▶ [SHORT PROBLEM] Each line in the entries below that holds the string "Silk" is to be listed.

▶ [DATASET EXTRACT]
=-=-=

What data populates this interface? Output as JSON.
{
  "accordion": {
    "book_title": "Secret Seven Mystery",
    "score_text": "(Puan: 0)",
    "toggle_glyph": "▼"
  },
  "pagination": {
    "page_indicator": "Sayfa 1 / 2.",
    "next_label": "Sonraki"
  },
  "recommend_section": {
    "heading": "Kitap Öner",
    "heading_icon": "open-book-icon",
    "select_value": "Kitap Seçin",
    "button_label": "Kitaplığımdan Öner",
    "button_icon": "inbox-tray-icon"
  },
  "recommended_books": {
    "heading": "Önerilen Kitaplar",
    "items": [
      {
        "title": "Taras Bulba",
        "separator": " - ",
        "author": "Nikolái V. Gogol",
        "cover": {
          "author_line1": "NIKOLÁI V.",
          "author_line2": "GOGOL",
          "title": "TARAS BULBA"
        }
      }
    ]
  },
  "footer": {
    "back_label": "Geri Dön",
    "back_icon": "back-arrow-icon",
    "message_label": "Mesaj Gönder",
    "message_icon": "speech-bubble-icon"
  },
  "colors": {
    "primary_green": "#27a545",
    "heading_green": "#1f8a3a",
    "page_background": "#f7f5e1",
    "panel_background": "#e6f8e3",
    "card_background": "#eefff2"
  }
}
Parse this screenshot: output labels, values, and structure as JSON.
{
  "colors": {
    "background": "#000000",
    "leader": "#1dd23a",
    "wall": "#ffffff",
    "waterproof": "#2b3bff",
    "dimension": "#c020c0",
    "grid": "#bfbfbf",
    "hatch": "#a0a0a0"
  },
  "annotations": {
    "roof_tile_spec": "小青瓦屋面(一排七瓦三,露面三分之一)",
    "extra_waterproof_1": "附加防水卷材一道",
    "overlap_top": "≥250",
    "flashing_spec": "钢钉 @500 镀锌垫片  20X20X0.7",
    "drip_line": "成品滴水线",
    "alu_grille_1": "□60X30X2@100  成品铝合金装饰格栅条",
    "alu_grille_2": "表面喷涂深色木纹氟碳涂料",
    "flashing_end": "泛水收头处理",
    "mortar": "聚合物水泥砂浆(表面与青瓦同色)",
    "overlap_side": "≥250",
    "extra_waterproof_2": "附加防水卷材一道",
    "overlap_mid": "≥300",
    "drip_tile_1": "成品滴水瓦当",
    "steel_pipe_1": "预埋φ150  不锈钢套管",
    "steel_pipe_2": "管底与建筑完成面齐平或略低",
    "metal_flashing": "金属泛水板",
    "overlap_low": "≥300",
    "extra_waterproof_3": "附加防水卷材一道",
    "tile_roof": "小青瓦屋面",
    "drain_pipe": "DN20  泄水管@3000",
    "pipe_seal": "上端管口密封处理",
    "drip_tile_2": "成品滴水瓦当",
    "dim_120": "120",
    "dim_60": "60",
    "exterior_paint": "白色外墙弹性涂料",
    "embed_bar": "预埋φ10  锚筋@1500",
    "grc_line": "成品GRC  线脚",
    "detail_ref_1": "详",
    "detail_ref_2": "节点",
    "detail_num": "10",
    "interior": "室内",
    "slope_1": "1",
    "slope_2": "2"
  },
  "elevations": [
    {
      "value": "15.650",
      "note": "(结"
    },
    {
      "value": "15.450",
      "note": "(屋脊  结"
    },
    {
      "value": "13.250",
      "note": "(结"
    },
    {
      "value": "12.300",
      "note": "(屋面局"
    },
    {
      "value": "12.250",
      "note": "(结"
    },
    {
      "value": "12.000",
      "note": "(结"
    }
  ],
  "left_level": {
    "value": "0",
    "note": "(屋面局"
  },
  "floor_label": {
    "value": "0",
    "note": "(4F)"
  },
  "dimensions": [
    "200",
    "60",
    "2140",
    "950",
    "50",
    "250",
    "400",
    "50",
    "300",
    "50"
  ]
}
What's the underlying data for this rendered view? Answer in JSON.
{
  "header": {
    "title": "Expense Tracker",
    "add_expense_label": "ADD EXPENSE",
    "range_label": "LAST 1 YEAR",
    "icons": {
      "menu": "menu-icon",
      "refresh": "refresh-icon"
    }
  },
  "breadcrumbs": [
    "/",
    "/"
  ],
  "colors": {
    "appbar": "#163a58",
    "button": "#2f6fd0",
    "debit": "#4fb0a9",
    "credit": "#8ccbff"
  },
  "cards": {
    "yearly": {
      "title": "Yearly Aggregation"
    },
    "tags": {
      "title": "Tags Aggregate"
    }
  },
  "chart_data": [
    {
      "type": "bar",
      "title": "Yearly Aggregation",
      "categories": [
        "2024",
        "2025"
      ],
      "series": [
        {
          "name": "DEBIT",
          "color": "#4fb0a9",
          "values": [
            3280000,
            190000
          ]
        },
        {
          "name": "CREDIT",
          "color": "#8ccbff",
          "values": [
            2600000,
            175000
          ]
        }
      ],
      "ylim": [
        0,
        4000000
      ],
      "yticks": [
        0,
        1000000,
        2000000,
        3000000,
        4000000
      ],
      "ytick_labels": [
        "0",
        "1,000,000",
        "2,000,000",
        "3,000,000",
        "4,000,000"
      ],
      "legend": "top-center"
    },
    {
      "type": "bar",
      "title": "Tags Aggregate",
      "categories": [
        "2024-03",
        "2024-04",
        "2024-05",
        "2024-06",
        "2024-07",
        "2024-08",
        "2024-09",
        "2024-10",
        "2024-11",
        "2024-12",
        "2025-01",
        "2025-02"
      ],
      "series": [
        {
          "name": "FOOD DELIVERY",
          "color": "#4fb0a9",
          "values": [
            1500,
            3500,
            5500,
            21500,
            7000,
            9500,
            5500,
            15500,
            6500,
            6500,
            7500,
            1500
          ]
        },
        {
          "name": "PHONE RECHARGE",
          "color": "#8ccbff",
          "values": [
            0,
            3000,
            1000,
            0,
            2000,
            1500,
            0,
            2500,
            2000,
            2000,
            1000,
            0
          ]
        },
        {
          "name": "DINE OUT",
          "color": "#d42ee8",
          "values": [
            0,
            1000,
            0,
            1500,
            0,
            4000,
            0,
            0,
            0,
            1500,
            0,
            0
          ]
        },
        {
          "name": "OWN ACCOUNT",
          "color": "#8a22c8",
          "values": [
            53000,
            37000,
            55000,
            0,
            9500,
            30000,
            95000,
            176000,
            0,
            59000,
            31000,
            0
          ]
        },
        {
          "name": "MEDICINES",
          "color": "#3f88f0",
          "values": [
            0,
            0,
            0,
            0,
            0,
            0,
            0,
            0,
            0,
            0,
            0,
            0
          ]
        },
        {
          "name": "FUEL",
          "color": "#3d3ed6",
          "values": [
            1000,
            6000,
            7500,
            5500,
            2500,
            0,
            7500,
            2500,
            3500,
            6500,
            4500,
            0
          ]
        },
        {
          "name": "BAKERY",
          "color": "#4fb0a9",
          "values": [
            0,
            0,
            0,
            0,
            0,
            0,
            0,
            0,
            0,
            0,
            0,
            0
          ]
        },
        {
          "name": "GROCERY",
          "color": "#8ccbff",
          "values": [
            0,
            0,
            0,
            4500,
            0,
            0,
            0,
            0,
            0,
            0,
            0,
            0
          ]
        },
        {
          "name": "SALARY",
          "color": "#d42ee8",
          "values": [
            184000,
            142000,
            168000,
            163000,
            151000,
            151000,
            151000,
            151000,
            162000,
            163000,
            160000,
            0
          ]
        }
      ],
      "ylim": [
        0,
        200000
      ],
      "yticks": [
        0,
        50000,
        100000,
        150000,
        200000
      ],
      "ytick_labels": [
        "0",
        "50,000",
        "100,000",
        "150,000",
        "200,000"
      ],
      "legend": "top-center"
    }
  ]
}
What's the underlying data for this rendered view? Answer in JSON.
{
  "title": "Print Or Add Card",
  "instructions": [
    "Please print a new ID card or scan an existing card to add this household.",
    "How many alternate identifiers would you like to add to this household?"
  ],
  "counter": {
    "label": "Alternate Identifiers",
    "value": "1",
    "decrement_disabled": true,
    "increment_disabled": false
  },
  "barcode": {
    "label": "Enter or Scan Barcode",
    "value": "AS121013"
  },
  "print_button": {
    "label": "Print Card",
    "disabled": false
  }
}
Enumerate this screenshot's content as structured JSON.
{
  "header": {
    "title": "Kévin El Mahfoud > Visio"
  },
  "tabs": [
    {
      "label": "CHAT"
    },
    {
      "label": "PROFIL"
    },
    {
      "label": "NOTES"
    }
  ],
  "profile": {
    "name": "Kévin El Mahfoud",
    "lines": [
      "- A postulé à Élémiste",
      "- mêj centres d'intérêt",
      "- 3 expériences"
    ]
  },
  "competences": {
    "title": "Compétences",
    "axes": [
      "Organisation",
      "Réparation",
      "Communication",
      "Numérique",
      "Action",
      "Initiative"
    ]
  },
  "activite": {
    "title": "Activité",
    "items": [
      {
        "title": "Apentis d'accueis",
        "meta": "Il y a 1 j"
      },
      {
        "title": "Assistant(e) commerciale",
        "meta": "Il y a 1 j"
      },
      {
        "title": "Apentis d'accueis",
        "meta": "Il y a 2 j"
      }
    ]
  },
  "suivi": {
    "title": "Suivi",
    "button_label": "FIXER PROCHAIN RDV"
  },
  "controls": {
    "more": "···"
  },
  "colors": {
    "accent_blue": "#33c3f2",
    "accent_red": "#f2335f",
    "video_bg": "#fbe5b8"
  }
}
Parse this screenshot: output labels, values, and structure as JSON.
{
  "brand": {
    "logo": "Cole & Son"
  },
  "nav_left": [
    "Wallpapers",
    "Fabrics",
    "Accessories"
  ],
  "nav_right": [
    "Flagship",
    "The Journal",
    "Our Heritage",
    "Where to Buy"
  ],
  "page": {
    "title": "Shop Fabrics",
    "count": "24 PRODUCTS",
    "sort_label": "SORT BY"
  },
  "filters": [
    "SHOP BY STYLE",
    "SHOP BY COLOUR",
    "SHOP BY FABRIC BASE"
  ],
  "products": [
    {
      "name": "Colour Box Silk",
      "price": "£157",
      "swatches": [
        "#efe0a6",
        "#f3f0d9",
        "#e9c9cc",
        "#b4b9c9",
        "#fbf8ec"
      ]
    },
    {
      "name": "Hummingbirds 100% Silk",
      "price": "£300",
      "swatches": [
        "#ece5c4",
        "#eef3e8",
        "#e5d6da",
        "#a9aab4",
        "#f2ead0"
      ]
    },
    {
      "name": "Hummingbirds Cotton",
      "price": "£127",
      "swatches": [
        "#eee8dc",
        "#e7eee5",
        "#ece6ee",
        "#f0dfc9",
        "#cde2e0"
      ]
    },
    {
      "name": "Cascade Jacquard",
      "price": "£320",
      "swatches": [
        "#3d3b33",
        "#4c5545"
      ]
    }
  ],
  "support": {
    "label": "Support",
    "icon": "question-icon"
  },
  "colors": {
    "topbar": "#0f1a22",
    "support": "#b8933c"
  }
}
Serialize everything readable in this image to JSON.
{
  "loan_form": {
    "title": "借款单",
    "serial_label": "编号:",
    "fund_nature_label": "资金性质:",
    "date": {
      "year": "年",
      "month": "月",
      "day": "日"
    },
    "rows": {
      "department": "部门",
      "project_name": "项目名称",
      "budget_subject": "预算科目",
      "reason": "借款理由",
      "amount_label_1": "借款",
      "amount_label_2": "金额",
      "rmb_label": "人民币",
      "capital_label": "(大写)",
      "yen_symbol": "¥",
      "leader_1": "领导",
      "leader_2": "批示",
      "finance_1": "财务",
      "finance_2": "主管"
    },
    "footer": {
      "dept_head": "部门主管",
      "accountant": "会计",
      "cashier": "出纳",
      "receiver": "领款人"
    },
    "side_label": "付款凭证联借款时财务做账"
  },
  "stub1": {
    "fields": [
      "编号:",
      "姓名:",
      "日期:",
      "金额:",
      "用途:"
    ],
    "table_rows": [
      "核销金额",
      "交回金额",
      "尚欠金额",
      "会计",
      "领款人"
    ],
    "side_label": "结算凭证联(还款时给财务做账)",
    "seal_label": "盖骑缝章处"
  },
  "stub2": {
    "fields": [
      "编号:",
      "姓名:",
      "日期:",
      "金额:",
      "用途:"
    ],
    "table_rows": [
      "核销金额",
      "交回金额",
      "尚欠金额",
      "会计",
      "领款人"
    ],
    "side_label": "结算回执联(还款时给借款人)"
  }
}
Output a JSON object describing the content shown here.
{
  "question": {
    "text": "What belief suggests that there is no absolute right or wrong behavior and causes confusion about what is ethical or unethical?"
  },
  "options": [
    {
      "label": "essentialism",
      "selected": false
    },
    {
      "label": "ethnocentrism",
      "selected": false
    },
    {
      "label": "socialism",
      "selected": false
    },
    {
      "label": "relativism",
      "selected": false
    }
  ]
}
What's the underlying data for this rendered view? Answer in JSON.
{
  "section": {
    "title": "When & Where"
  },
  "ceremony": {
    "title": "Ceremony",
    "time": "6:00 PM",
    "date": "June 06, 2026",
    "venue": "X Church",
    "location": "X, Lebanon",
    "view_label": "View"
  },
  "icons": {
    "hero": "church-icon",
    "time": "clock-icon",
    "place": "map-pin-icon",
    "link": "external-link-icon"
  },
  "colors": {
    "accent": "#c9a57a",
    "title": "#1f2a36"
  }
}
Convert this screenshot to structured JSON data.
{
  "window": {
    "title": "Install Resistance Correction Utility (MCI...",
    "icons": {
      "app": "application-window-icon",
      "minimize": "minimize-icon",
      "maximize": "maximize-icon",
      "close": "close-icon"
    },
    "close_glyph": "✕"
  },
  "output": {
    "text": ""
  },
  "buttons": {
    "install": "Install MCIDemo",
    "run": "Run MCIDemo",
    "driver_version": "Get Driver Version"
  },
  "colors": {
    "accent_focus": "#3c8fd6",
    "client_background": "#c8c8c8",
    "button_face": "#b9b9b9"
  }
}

=-=-=

▶ [CORRECT RESULT]
      "name": "Colour Box Silk",
      "name": "Hummingbirds 100% Silk",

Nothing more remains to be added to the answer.